>> START

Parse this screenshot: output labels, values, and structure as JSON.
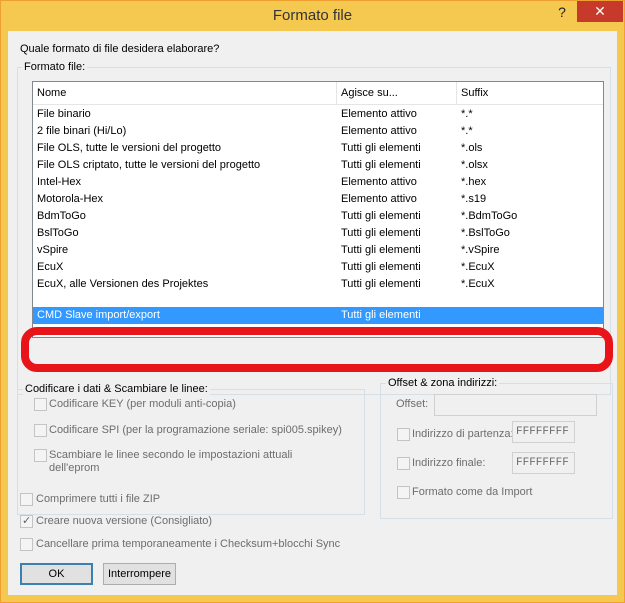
{
  "window": {
    "title": "Formato file",
    "help_glyph": "?",
    "close_glyph": "✕"
  },
  "prompt": "Quale formato di file desidera elaborare?",
  "format_group": {
    "label": "Formato file:",
    "columns": [
      "Nome",
      "Agisce su...",
      "Suffix"
    ],
    "rows": [
      {
        "name": "File binario",
        "scope": "Elemento attivo",
        "suffix": "*.*"
      },
      {
        "name": "2 file binari (Hi/Lo)",
        "scope": "Elemento attivo",
        "suffix": "*.*"
      },
      {
        "name": "File OLS, tutte le versioni del progetto",
        "scope": "Tutti gli elementi",
        "suffix": "*.ols"
      },
      {
        "name": " File OLS criptato, tutte le versioni del progetto",
        "scope": "Tutti gli elementi",
        "suffix": "*.olsx"
      },
      {
        "name": "Intel-Hex",
        "scope": "Elemento attivo",
        "suffix": "*.hex"
      },
      {
        "name": "Motorola-Hex",
        "scope": "Elemento attivo",
        "suffix": "*.s19"
      },
      {
        "name": "BdmToGo",
        "scope": "Tutti gli elementi",
        "suffix": "*.BdmToGo"
      },
      {
        "name": "BslToGo",
        "scope": "Tutti gli elementi",
        "suffix": "*.BslToGo"
      },
      {
        "name": "vSpire",
        "scope": "Tutti gli elementi",
        "suffix": "*.vSpire"
      },
      {
        "name": "EcuX",
        "scope": "Tutti gli elementi",
        "suffix": "*.EcuX"
      },
      {
        "name": "EcuX, alle Versionen des Projektes",
        "scope": "Tutti gli elementi",
        "suffix": "*.EcuX"
      },
      {
        "name": "CMD Slave import/export",
        "scope": "Tutti gli elementi",
        "suffix": ""
      }
    ],
    "selected_index": 11
  },
  "encode_group": {
    "label": "Codificare i dati & Scambiare le linee:",
    "key_label": "Codificare KEY  (per moduli anti-copia)",
    "spi_label": "Codificare SPI (per la programazione seriale: spi005.spikey)",
    "swap_label_1": "Scambiare le linee secondo le impostazioni attuali",
    "swap_label_2": "dell'eprom"
  },
  "offset_group": {
    "label": "Offset & zona indirizzi:",
    "offset_label": "Offset:",
    "offset_value": "",
    "start_label": "Indirizzo di partenza:",
    "start_value": "FFFFFFFF",
    "end_label": "Indirizzo finale:",
    "end_value": "FFFFFFFF",
    "import_label": "Formato come da Import"
  },
  "options": {
    "zip_label": "Comprimere tutti i file ZIP",
    "new_version_label": "Creare nuova versione (Consigliato)",
    "new_version_checked": true,
    "check_mark": "✓",
    "checksum_label": "Cancellare prima temporaneamente i Checksum+blocchi Sync"
  },
  "buttons": {
    "ok": "OK",
    "cancel": "Interrompere"
  },
  "colors": {
    "title_bar": "#f5c850",
    "close_button": "#c7392b",
    "selection": "#3399ff",
    "highlight_outline": "#e8141a"
  }
}
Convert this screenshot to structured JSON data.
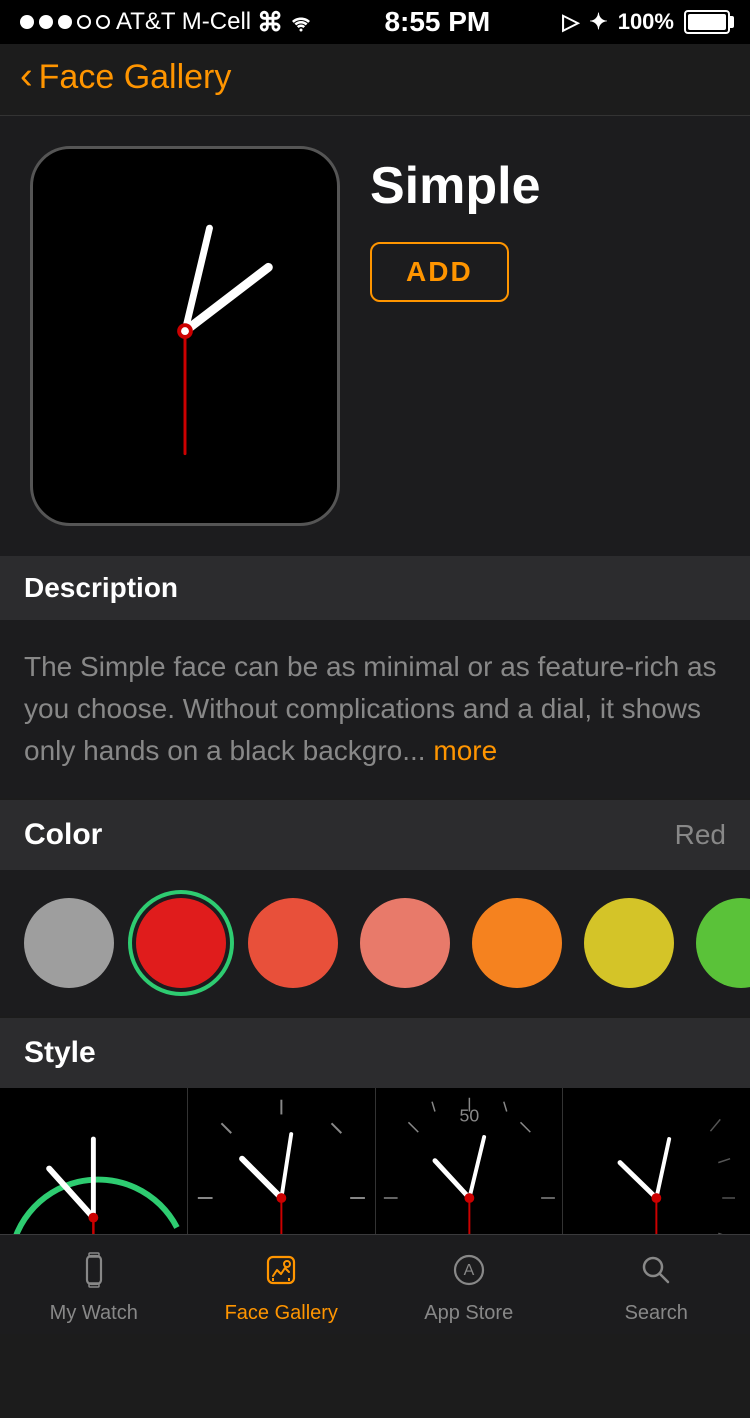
{
  "status": {
    "carrier": "AT&T M-Cell",
    "time": "8:55 PM",
    "battery": "100%"
  },
  "nav": {
    "back_label": "Face Gallery"
  },
  "hero": {
    "face_name": "Simple",
    "add_label": "ADD"
  },
  "description": {
    "section_label": "Description",
    "text": "The Simple face can be as minimal or as feature-rich as you choose. Without complications and a dial, it shows only hands on a black backgro...",
    "more_label": "more"
  },
  "color": {
    "section_label": "Color",
    "current_value": "Red",
    "options": [
      {
        "name": "silver",
        "hex": "#9e9e9e",
        "selected": false
      },
      {
        "name": "red",
        "hex": "#e01c1c",
        "selected": true
      },
      {
        "name": "coral",
        "hex": "#e8503a",
        "selected": false
      },
      {
        "name": "salmon",
        "hex": "#e87a6a",
        "selected": false
      },
      {
        "name": "orange",
        "hex": "#f5821f",
        "selected": false
      },
      {
        "name": "yellow",
        "hex": "#d4c428",
        "selected": false
      },
      {
        "name": "green",
        "hex": "#5ac239",
        "selected": false
      }
    ]
  },
  "style": {
    "section_label": "Style"
  },
  "tabs": [
    {
      "id": "my-watch",
      "label": "My Watch",
      "active": false
    },
    {
      "id": "face-gallery",
      "label": "Face Gallery",
      "active": true
    },
    {
      "id": "app-store",
      "label": "App Store",
      "active": false
    },
    {
      "id": "search",
      "label": "Search",
      "active": false
    }
  ],
  "colors": {
    "accent": "#FF9500",
    "selected_ring": "#2ecc71"
  }
}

>> END

# [What is needed]
Restate the data above exactly, stripping out each image.

# [Exercise result]
Parse this screenshot: output labels, values, and structure as JSON.
{
  "window": {
    "title": "Formato file",
    "help_glyph": "?",
    "close_glyph": "✕"
  },
  "prompt": "Quale formato di file desidera elaborare?",
  "format_group": {
    "label": "Formato file:",
    "columns": [
      "Nome",
      "Agisce su...",
      "Suffix"
    ],
    "rows": [
      {
        "name": "File binario",
        "scope": "Elemento attivo",
        "suffix": "*.*"
      },
      {
        "name": "2 file binari (Hi/Lo)",
        "scope": "Elemento attivo",
        "suffix": "*.*"
      },
      {
        "name": "File OLS, tutte le versioni del progetto",
        "scope": "Tutti gli elementi",
        "suffix": "*.ols"
      },
      {
        "name": " File OLS criptato, tutte le versioni del progetto",
        "scope": "Tutti gli elementi",
        "suffix": "*.olsx"
      },
      {
        "name": "Intel-Hex",
        "scope": "Elemento attivo",
        "suffix": "*.hex"
      },
      {
        "name": "Motorola-Hex",
        "scope": "Elemento attivo",
        "suffix": "*.s19"
      },
      {
        "name": "BdmToGo",
        "scope": "Tutti gli elementi",
        "suffix": "*.BdmToGo"
      },
      {
        "name": "BslToGo",
        "scope": "Tutti gli elementi",
        "suffix": "*.BslToGo"
      },
      {
        "name": "vSpire",
        "scope": "Tutti gli elementi",
        "suffix": "*.vSpire"
      },
      {
        "name": "EcuX",
        "scope": "Tutti gli elementi",
        "suffix": "*.EcuX"
      },
      {
        "name": "EcuX, alle Versionen des Projektes",
        "scope": "Tutti gli elementi",
        "suffix": "*.EcuX"
      },
      {
        "name": "CMD Slave import/export",
        "scope": "Tutti gli elementi",
        "suffix": ""
      }
    ],
    "selected_index": 11
  },
  "encode_group": {
    "label": "Codificare i dati & Scambiare le linee:",
    "key_label": "Codificare KEY  (per moduli anti-copia)",
    "spi_label": "Codificare SPI (per la programazione seriale: spi005.spikey)",
    "swap_label_1": "Scambiare le linee secondo le impostazioni attuali",
    "swap_label_2": "dell'eprom"
  },
  "offset_group": {
    "label": "Offset & zona indirizzi:",
    "offset_label": "Offset:",
    "offset_value": "",
    "start_label": "Indirizzo di partenza:",
    "start_value": "FFFFFFFF",
    "end_label": "Indirizzo finale:",
    "end_value": "FFFFFFFF",
    "import_label": "Formato come da Import"
  },
  "options": {
    "zip_label": "Comprimere tutti i file ZIP",
    "new_version_label": "Creare nuova versione (Consigliato)",
    "new_version_checked": true,
    "check_mark": "✓",
    "checksum_label": "Cancellare prima temporaneamente i Checksum+blocchi Sync"
  },
  "buttons": {
    "ok": "OK",
    "cancel": "Interrompere"
  },
  "colors": {
    "title_bar": "#f5c850",
    "close_button": "#c7392b",
    "selection": "#3399ff",
    "highlight_outline": "#e8141a"
  }
}
Convert this screenshot to structured JSON data.
{
  "status": {
    "carrier": "AT&T M-Cell",
    "time": "8:55 PM",
    "battery": "100%"
  },
  "nav": {
    "back_label": "Face Gallery"
  },
  "hero": {
    "face_name": "Simple",
    "add_label": "ADD"
  },
  "description": {
    "section_label": "Description",
    "text": "The Simple face can be as minimal or as feature-rich as you choose. Without complications and a dial, it shows only hands on a black backgro...",
    "more_label": "more"
  },
  "color": {
    "section_label": "Color",
    "current_value": "Red",
    "options": [
      {
        "name": "silver",
        "hex": "#9e9e9e",
        "selected": false
      },
      {
        "name": "red",
        "hex": "#e01c1c",
        "selected": true
      },
      {
        "name": "coral",
        "hex": "#e8503a",
        "selected": false
      },
      {
        "name": "salmon",
        "hex": "#e87a6a",
        "selected": false
      },
      {
        "name": "orange",
        "hex": "#f5821f",
        "selected": false
      },
      {
        "name": "yellow",
        "hex": "#d4c428",
        "selected": false
      },
      {
        "name": "green",
        "hex": "#5ac239",
        "selected": false
      }
    ]
  },
  "style": {
    "section_label": "Style"
  },
  "tabs": [
    {
      "id": "my-watch",
      "label": "My Watch",
      "active": false
    },
    {
      "id": "face-gallery",
      "label": "Face Gallery",
      "active": true
    },
    {
      "id": "app-store",
      "label": "App Store",
      "active": false
    },
    {
      "id": "search",
      "label": "Search",
      "active": false
    }
  ],
  "colors": {
    "accent": "#FF9500",
    "selected_ring": "#2ecc71"
  }
}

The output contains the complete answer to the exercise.